Aim of the exercise
Set down the data below without change, skipping the pictures it holds.

• • • •

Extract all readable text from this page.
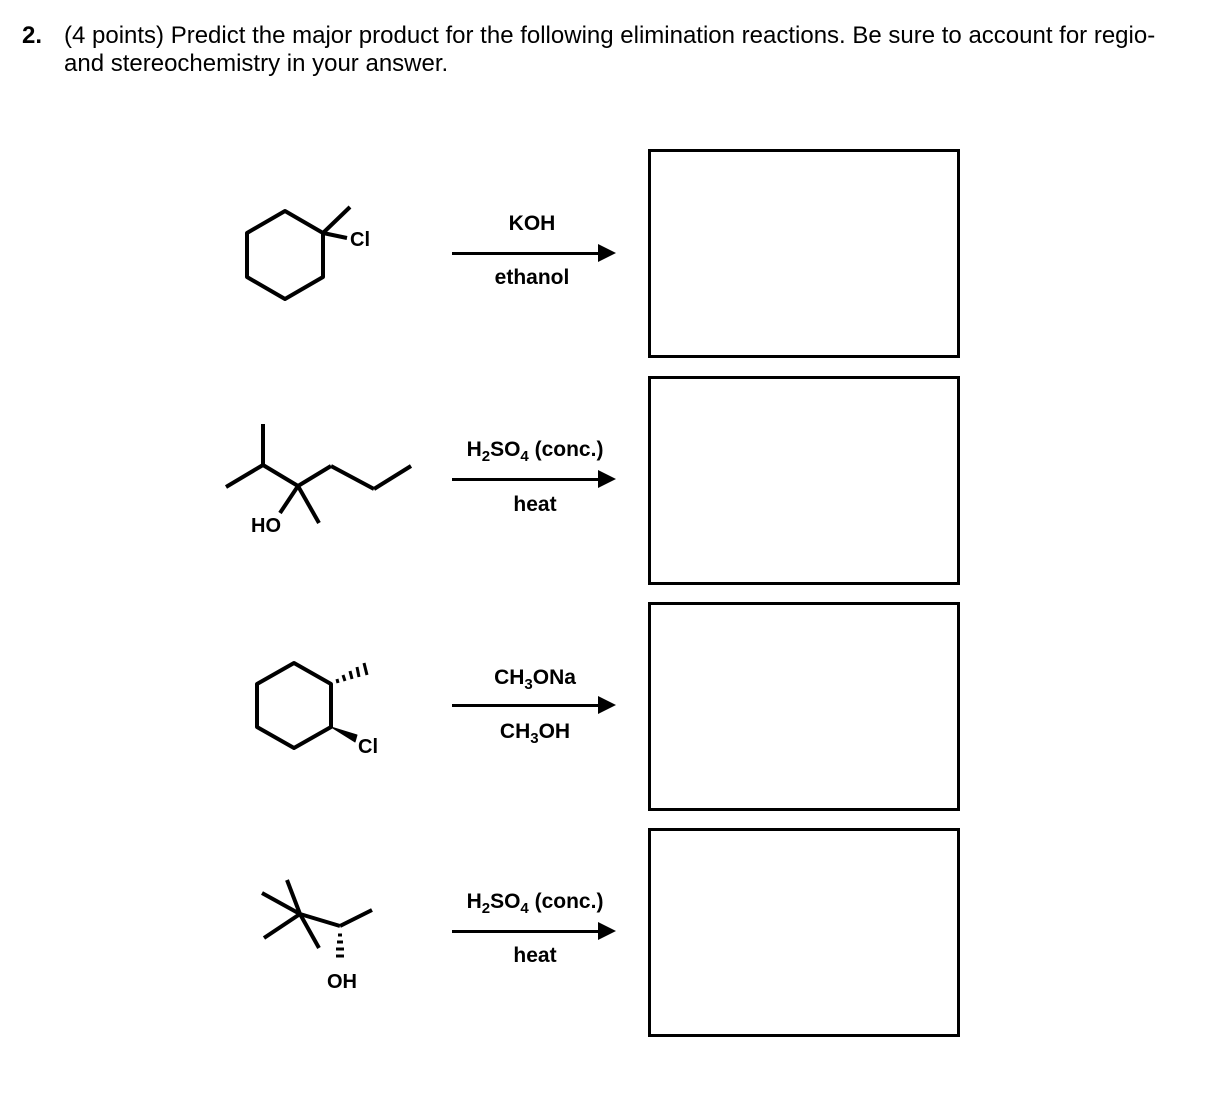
2. (4 points) Predict the major product for the following elimination reactions. Be sure to account for regio-
and stereochemistry in your answer.
Cl
KOH
ethanol
HO
$H_2SO_4$ (conc.)
heat
Cl
$CH_3ONa$
$CH_3OH$
OH
$H_2SO_4$ (conc.)
heat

• • • •

Written solution
Extract all readable text from this page.
2. (4 points) Predict the major product for the following elimination reactions. Be sure to account for regio-
and stereochemistry in your answer.
Cl
KOH
ethanol
HO
$H_2SO_4$ (conc.)
heat
Cl
$CH_3ONa$
$CH_3OH$
OH
$H_2SO_4$ (conc.)
heat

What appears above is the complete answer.